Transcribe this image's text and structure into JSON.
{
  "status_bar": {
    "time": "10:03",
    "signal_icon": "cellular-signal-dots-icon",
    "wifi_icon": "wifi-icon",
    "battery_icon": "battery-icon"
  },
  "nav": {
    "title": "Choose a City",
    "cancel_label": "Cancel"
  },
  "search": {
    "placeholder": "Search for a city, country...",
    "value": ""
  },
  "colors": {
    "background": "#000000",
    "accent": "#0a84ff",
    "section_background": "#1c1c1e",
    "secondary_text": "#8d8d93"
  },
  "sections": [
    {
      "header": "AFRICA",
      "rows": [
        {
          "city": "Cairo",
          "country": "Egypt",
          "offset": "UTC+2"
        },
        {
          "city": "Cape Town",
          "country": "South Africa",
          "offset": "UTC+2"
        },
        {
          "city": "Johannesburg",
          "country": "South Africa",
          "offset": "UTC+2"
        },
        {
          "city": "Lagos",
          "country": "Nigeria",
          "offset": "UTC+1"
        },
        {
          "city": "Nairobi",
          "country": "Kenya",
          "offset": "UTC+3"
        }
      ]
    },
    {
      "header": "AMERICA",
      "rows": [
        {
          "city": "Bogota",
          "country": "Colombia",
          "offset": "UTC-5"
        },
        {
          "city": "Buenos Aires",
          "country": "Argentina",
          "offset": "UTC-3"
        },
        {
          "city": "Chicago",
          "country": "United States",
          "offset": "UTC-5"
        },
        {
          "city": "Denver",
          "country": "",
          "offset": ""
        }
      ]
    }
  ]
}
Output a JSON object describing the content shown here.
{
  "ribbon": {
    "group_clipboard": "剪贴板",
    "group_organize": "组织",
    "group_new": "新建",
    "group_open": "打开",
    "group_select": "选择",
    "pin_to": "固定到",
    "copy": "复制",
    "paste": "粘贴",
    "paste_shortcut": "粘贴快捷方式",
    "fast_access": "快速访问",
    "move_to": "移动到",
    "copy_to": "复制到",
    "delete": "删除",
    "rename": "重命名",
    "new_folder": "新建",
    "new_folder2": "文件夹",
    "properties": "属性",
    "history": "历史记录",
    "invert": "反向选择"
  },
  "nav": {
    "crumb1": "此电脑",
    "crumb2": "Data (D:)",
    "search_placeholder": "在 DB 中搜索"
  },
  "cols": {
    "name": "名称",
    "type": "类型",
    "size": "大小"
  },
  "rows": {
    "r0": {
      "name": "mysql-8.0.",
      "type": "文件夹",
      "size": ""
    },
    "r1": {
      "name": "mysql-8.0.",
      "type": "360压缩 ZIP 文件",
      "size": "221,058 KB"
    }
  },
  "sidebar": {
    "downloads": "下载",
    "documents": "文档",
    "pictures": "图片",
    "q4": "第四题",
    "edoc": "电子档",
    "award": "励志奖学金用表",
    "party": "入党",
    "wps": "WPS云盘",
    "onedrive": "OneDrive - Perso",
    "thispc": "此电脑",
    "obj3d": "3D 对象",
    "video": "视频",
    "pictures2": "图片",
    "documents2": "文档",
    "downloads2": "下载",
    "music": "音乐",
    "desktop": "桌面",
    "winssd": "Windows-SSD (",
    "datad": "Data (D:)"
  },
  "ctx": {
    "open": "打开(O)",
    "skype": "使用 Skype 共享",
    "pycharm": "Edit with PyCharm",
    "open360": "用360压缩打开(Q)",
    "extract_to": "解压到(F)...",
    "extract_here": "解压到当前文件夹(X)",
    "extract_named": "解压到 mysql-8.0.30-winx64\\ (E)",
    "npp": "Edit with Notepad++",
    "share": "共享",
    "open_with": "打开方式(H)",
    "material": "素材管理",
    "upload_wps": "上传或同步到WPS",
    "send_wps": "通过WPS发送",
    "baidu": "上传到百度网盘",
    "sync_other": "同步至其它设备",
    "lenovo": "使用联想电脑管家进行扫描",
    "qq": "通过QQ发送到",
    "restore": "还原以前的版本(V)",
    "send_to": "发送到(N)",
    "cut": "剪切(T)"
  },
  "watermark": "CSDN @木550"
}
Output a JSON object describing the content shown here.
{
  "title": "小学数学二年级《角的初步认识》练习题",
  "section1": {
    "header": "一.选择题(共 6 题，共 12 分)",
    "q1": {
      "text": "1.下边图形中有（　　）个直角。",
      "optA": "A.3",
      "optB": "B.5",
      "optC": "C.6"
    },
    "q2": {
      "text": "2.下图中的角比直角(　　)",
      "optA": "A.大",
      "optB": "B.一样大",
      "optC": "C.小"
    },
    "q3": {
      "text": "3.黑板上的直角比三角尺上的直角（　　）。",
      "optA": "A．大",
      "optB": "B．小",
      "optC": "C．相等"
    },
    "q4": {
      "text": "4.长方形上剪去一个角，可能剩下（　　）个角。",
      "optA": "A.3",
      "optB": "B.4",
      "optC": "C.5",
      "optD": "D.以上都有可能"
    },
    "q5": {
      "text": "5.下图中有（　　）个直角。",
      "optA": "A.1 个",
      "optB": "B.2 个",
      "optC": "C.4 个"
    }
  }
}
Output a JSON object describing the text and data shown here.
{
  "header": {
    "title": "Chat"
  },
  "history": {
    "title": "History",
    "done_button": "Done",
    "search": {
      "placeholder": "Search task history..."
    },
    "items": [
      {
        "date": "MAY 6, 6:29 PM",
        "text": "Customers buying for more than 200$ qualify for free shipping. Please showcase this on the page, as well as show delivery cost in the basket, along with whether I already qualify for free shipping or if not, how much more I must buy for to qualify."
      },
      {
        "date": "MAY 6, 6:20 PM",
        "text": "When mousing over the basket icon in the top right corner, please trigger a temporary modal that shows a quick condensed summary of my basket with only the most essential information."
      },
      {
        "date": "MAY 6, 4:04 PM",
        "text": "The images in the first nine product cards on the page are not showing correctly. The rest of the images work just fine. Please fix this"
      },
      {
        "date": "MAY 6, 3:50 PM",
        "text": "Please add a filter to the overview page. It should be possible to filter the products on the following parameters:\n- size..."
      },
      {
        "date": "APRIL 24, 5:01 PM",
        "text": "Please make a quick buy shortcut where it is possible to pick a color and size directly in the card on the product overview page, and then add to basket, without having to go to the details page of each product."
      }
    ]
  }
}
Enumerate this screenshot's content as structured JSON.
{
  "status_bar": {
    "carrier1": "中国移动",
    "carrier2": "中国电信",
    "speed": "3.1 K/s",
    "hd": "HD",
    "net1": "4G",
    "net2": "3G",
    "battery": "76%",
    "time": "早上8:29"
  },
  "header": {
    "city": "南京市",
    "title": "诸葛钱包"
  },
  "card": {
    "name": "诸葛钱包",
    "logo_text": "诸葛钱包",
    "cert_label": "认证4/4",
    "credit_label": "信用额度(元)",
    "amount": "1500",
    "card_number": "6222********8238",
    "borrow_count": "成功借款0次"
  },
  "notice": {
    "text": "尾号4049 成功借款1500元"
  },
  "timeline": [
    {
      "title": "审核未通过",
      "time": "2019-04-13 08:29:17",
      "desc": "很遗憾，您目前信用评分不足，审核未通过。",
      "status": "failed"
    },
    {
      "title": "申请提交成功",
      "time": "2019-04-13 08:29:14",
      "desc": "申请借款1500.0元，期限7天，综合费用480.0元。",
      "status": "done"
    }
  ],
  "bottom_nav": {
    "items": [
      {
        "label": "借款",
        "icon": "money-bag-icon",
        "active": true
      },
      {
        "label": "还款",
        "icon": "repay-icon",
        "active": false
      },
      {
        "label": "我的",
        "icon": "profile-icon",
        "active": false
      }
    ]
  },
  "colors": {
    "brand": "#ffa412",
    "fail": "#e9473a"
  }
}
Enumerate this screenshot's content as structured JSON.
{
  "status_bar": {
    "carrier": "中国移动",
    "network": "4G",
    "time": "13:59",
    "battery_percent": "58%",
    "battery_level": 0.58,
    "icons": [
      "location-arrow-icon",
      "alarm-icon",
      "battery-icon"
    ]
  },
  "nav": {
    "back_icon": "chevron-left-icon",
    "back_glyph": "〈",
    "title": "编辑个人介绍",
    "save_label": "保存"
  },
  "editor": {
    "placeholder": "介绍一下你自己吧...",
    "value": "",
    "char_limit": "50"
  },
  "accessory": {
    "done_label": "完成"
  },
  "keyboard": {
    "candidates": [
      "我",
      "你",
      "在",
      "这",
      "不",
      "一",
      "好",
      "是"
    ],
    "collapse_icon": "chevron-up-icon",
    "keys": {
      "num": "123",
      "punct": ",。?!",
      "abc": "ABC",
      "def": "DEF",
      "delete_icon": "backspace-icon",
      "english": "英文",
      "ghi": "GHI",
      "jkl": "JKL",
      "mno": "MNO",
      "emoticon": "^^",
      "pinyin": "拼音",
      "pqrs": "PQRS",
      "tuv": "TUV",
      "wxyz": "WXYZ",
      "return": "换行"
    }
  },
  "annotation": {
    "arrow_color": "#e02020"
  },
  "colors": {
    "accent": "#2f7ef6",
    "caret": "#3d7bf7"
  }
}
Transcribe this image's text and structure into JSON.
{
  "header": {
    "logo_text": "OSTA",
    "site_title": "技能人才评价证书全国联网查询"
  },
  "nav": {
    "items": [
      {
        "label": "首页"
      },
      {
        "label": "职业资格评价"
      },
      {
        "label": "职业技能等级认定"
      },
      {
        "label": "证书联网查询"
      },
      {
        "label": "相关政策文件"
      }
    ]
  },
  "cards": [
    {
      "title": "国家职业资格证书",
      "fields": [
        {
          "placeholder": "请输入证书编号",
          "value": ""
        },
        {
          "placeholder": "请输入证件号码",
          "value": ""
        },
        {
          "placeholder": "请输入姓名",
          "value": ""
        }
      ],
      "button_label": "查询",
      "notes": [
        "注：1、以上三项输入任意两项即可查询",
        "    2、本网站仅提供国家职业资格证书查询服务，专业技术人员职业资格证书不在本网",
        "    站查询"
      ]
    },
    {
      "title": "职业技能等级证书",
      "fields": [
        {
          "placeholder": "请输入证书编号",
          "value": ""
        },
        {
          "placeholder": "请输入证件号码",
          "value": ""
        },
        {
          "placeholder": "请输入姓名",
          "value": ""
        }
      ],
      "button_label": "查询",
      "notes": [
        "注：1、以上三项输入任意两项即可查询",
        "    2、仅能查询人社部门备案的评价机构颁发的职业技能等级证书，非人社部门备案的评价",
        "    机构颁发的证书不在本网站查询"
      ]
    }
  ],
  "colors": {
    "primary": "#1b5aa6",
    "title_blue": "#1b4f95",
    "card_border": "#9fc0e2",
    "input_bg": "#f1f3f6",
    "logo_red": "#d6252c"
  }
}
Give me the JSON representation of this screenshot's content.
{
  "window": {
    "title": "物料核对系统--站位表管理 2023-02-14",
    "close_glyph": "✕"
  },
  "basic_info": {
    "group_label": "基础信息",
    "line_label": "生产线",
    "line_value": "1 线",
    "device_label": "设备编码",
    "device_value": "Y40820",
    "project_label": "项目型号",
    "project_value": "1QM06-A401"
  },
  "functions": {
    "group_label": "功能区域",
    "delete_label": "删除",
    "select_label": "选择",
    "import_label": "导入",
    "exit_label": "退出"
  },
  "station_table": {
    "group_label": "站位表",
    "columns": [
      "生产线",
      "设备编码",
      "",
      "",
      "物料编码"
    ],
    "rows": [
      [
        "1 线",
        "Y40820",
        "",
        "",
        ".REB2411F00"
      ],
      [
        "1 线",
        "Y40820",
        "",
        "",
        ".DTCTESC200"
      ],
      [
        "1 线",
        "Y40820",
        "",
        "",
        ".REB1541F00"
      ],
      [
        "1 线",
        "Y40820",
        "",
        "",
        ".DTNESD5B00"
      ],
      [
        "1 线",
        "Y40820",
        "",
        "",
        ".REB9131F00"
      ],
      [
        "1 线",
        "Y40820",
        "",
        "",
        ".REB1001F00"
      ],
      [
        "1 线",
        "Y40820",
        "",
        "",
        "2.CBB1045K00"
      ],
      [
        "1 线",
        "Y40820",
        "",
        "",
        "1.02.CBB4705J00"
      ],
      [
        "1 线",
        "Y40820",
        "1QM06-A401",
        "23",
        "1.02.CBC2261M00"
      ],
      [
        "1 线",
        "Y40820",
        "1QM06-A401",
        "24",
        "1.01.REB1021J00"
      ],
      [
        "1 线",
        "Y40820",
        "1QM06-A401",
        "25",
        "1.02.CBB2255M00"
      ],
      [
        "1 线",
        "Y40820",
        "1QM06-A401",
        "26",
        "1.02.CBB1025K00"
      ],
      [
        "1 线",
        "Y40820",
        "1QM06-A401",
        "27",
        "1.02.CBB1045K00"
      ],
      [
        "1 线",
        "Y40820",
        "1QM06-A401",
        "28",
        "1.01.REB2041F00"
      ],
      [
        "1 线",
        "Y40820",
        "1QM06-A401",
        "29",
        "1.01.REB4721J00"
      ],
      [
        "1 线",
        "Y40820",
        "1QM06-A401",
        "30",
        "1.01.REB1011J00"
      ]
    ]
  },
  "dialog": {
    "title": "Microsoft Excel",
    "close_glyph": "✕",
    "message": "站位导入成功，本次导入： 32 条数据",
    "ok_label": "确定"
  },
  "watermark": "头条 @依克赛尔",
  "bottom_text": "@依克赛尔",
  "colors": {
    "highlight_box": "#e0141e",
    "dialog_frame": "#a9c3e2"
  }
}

━━━━

■ **What you should do**
Which lines above contain the word "optA"? Copy each of them.

■ **The reply**
      "optA": "A.3",
      "optA": "A.大",
      "optA": "A．大",
      "optA": "A.3",
      "optA": "A.1 个",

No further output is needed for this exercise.